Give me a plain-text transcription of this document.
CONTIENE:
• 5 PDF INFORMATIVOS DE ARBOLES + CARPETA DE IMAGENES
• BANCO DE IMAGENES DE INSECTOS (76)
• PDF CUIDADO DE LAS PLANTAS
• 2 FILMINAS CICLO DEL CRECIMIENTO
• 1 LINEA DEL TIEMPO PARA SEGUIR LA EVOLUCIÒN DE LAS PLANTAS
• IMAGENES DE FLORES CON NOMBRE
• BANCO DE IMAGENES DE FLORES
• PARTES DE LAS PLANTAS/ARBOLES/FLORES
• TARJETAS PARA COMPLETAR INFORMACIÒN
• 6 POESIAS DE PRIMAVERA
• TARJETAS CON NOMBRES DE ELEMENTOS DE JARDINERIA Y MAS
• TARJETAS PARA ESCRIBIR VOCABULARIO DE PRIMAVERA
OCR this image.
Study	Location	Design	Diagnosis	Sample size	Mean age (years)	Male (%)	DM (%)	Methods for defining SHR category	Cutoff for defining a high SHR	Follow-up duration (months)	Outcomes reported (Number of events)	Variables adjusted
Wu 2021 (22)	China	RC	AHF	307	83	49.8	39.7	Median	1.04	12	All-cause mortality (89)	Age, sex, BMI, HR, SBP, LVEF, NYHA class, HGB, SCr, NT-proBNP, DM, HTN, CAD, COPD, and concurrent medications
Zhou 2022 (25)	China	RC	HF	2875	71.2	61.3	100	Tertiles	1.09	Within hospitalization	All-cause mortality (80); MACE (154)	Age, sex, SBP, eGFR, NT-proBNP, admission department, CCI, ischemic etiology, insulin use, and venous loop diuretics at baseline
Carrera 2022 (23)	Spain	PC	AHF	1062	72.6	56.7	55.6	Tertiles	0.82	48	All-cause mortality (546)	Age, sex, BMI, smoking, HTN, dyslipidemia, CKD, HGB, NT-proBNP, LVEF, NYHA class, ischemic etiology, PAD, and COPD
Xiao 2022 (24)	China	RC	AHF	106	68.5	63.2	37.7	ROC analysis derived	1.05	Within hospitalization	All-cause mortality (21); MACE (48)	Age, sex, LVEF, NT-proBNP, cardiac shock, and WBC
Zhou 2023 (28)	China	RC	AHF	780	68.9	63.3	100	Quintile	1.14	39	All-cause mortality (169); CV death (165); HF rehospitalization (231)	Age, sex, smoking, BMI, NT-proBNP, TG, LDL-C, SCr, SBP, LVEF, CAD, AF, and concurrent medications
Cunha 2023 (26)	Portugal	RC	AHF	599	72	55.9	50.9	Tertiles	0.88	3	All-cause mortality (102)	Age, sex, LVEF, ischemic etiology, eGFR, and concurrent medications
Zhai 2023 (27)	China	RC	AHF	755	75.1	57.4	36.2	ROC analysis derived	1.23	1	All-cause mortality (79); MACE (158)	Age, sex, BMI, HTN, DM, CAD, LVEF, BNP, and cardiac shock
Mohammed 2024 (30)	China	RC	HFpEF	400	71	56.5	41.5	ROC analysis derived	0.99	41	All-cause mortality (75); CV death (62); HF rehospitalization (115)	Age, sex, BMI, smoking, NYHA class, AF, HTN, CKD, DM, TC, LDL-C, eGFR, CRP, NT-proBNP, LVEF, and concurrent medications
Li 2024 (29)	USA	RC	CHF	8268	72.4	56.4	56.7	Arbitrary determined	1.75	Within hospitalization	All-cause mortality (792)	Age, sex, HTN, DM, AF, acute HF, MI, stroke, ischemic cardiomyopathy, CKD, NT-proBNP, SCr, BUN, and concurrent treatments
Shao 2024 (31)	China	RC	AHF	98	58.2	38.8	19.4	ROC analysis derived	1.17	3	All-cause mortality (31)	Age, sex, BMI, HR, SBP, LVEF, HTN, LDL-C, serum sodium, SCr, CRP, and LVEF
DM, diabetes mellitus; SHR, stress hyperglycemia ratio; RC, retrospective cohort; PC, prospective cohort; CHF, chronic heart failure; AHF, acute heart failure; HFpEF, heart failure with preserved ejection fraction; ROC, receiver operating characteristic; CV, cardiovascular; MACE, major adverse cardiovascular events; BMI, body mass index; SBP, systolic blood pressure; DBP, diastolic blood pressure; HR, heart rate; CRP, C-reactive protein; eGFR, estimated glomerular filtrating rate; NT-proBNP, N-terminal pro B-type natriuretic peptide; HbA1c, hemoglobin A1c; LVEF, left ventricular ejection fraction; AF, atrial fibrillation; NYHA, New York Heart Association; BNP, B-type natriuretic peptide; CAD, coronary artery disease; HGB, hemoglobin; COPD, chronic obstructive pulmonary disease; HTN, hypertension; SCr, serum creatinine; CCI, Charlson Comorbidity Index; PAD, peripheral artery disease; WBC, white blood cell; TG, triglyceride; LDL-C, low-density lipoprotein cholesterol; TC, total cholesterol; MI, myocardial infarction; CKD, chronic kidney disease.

== Instructions to follow ==
Type the data out again, exactly.

== Task response ==
Give me a plain-text transcription of this document.
CONTIENE:
• 5 PDF INFORMATIVOS DE ARBOLES + CARPETA DE IMAGENES
• BANCO DE IMAGENES DE INSECTOS (76)
• PDF CUIDADO DE LAS PLANTAS
• 2 FILMINAS CICLO DEL CRECIMIENTO
• 1 LINEA DEL TIEMPO PARA SEGUIR LA EVOLUCIÒN DE LAS PLANTAS
• IMAGENES DE FLORES CON NOMBRE
• BANCO DE IMAGENES DE FLORES
• PARTES DE LAS PLANTAS/ARBOLES/FLORES
• TARJETAS PARA COMPLETAR INFORMACIÒN
• 6 POESIAS DE PRIMAVERA
• TARJETAS CON NOMBRES DE ELEMENTOS DE JARDINERIA Y MAS
• TARJETAS PARA ESCRIBIR VOCABULARIO DE PRIMAVERA
OCR this image.
Study	Location	Design	Diagnosis	Sample size	Mean age (years)	Male (%)	DM (%)	Methods for defining SHR category	Cutoff for defining a high SHR	Follow-up duration (months)	Outcomes reported (Number of events)	Variables adjusted
Wu 2021 (22)	China	RC	AHF	307	83	49.8	39.7	Median	1.04	12	All-cause mortality (89)	Age, sex, BMI, HR, SBP, LVEF, NYHA class, HGB, SCr, NT-proBNP, DM, HTN, CAD, COPD, and concurrent medications
Zhou 2022 (25)	China	RC	HF	2875	71.2	61.3	100	Tertiles	1.09	Within hospitalization	All-cause mortality (80); MACE (154)	Age, sex, SBP, eGFR, NT-proBNP, admission department, CCI, ischemic etiology, insulin use, and venous loop diuretics at baseline
Carrera 2022 (23)	Spain	PC	AHF	1062	72.6	56.7	55.6	Tertiles	0.82	48	All-cause mortality (546)	Age, sex, BMI, smoking, HTN, dyslipidemia, CKD, HGB, NT-proBNP, LVEF, NYHA class, ischemic etiology, PAD, and COPD
Xiao 2022 (24)	China	RC	AHF	106	68.5	63.2	37.7	ROC analysis derived	1.05	Within hospitalization	All-cause mortality (21); MACE (48)	Age, sex, LVEF, NT-proBNP, cardiac shock, and WBC
Zhou 2023 (28)	China	RC	AHF	780	68.9	63.3	100	Quintile	1.14	39	All-cause mortality (169); CV death (165); HF rehospitalization (231)	Age, sex, smoking, BMI, NT-proBNP, TG, LDL-C, SCr, SBP, LVEF, CAD, AF, and concurrent medications
Cunha 2023 (26)	Portugal	RC	AHF	599	72	55.9	50.9	Tertiles	0.88	3	All-cause mortality (102)	Age, sex, LVEF, ischemic etiology, eGFR, and concurrent medications
Zhai 2023 (27)	China	RC	AHF	755	75.1	57.4	36.2	ROC analysis derived	1.23	1	All-cause mortality (79); MACE (158)	Age, sex, BMI, HTN, DM, CAD, LVEF, BNP, and cardiac shock
Mohammed 2024 (30)	China	RC	HFpEF	400	71	56.5	41.5	ROC analysis derived	0.99	41	All-cause mortality (75); CV death (62); HF rehospitalization (115)	Age, sex, BMI, smoking, NYHA class, AF, HTN, CKD, DM, TC, LDL-C, eGFR, CRP, NT-proBNP, LVEF, and concurrent medications
Li 2024 (29)	USA	RC	CHF	8268	72.4	56.4	56.7	Arbitrary determined	1.75	Within hospitalization	All-cause mortality (792)	Age, sex, HTN, DM, AF, acute HF, MI, stroke, ischemic cardiomyopathy, CKD, NT-proBNP, SCr, BUN, and concurrent treatments
Shao 2024 (31)	China	RC	AHF	98	58.2	38.8	19.4	ROC analysis derived	1.17	3	All-cause mortality (31)	Age, sex, BMI, HR, SBP, LVEF, HTN, LDL-C, serum sodium, SCr, CRP, and LVEF
DM, diabetes mellitus; SHR, stress hyperglycemia ratio; RC, retrospective cohort; PC, prospective cohort; CHF, chronic heart failure; AHF, acute heart failure; HFpEF, heart failure with preserved ejection fraction; ROC, receiver operating characteristic; CV, cardiovascular; MACE, major adverse cardiovascular events; BMI, body mass index; SBP, systolic blood pressure; DBP, diastolic blood pressure; HR, heart rate; CRP, C-reactive protein; eGFR, estimated glomerular filtrating rate; NT-proBNP, N-terminal pro B-type natriuretic peptide; HbA1c, hemoglobin A1c; LVEF, left ventricular ejection fraction; AF, atrial fibrillation; NYHA, New York Heart Association; BNP, B-type natriuretic peptide; CAD, coronary artery disease; HGB, hemoglobin; COPD, chronic obstructive pulmonary disease; HTN, hypertension; SCr, serum creatinine; CCI, Charlson Comorbidity Index; PAD, peripheral artery disease; WBC, white blood cell; TG, triglyceride; LDL-C, low-density lipoprotein cholesterol; TC, total cholesterol; MI, myocardial infarction; CKD, chronic kidney disease.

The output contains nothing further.